▶ Problem requirements:
From the entries below, count the lines with "ARTIST". Write only the count.

▶ Data for processing:
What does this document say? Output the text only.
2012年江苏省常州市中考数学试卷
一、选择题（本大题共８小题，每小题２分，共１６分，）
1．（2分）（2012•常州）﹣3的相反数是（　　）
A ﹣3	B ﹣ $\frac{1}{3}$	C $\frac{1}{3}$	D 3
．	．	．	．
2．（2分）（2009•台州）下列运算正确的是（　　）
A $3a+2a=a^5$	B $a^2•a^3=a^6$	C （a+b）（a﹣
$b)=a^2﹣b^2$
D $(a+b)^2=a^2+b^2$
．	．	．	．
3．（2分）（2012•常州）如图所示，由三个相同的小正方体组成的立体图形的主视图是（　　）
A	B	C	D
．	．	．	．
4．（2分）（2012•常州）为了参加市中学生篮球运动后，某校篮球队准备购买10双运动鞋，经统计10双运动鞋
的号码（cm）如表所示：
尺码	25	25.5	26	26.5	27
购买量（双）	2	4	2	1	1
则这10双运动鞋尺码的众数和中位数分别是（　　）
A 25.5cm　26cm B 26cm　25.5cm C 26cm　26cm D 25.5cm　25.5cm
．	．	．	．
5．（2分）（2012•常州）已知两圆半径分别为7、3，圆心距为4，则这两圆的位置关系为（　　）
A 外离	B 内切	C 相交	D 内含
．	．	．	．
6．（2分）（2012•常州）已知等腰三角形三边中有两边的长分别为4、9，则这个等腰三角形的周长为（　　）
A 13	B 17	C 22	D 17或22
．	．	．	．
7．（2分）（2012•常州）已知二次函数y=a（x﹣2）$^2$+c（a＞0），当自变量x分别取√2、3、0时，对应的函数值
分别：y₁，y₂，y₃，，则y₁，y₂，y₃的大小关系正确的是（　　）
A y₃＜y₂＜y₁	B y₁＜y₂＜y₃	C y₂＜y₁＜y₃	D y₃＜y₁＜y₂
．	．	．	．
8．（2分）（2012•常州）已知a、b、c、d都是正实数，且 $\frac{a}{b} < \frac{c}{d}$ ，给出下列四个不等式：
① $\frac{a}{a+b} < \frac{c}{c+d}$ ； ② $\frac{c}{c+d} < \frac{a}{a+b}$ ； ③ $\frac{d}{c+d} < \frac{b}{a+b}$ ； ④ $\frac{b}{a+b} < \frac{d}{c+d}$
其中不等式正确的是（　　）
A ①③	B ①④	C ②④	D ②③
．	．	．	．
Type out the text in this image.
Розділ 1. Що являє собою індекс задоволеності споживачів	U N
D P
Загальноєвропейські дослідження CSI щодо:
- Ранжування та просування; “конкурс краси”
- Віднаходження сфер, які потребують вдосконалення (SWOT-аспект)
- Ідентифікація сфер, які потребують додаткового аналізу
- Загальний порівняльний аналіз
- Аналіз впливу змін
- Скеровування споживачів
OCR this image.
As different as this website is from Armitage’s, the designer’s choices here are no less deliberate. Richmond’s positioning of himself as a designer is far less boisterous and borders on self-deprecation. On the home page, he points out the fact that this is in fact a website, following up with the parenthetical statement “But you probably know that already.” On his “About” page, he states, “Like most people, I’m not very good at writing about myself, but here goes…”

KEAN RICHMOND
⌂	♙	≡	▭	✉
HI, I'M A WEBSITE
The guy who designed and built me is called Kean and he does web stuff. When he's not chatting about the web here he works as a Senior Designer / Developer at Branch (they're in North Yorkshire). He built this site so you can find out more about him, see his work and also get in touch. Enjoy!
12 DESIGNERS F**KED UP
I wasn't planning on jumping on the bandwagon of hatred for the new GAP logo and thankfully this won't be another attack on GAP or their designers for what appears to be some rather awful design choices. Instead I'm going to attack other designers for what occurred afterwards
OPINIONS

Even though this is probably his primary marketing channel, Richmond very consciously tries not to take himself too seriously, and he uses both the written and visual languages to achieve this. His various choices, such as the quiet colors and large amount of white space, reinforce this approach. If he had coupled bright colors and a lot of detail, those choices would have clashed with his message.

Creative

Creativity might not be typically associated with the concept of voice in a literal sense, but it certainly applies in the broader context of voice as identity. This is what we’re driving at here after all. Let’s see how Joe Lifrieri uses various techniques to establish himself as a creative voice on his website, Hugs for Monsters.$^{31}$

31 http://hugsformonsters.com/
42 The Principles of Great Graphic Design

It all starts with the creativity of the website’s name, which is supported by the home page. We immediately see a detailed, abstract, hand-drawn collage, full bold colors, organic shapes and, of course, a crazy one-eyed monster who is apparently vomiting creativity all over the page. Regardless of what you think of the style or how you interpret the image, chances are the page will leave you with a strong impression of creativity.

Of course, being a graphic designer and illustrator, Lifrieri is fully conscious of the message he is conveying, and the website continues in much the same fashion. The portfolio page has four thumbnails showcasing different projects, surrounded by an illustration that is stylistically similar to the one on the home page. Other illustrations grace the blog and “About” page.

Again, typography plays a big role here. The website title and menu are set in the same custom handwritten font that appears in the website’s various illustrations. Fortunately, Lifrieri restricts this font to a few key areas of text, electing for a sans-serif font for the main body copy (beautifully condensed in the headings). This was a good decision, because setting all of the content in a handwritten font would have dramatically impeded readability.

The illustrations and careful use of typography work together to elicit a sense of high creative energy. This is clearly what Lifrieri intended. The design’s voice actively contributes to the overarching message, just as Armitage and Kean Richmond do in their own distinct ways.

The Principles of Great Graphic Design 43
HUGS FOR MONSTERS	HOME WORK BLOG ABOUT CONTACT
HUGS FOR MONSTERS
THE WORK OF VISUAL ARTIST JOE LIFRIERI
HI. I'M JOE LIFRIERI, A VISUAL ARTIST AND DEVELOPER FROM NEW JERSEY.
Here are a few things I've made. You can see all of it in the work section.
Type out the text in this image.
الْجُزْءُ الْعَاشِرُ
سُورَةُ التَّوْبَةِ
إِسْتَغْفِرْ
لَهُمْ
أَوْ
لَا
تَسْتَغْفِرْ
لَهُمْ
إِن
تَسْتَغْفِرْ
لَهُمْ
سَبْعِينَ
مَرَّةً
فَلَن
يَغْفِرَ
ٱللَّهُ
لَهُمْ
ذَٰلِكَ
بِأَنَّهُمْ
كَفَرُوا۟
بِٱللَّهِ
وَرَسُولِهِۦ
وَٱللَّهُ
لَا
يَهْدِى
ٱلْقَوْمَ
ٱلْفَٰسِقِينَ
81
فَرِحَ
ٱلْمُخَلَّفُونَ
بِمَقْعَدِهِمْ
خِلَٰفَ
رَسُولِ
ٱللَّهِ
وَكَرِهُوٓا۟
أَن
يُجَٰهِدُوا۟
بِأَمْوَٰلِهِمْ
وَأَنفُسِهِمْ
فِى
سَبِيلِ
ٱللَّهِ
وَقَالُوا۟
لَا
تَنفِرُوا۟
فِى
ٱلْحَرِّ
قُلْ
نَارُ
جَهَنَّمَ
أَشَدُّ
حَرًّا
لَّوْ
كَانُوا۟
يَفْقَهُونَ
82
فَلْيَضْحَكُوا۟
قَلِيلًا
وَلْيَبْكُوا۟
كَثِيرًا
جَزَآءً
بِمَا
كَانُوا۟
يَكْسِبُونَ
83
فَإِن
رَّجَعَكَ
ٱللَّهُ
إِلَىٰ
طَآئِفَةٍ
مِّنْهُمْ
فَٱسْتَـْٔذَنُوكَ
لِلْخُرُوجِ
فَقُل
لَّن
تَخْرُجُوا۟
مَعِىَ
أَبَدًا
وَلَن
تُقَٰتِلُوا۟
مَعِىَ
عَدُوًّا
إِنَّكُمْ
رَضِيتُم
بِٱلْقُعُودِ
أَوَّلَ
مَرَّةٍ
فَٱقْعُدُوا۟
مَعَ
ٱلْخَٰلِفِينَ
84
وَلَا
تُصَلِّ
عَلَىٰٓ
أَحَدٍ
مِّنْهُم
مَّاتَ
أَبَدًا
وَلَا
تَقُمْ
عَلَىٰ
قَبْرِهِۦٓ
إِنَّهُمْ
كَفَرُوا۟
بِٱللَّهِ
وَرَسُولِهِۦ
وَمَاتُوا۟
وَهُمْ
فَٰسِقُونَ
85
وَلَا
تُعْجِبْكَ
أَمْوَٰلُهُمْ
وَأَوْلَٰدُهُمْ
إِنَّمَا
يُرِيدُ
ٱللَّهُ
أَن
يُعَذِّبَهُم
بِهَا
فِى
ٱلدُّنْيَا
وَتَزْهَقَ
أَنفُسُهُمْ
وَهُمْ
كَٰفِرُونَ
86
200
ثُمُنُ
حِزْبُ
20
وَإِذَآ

▶ Correct response:
2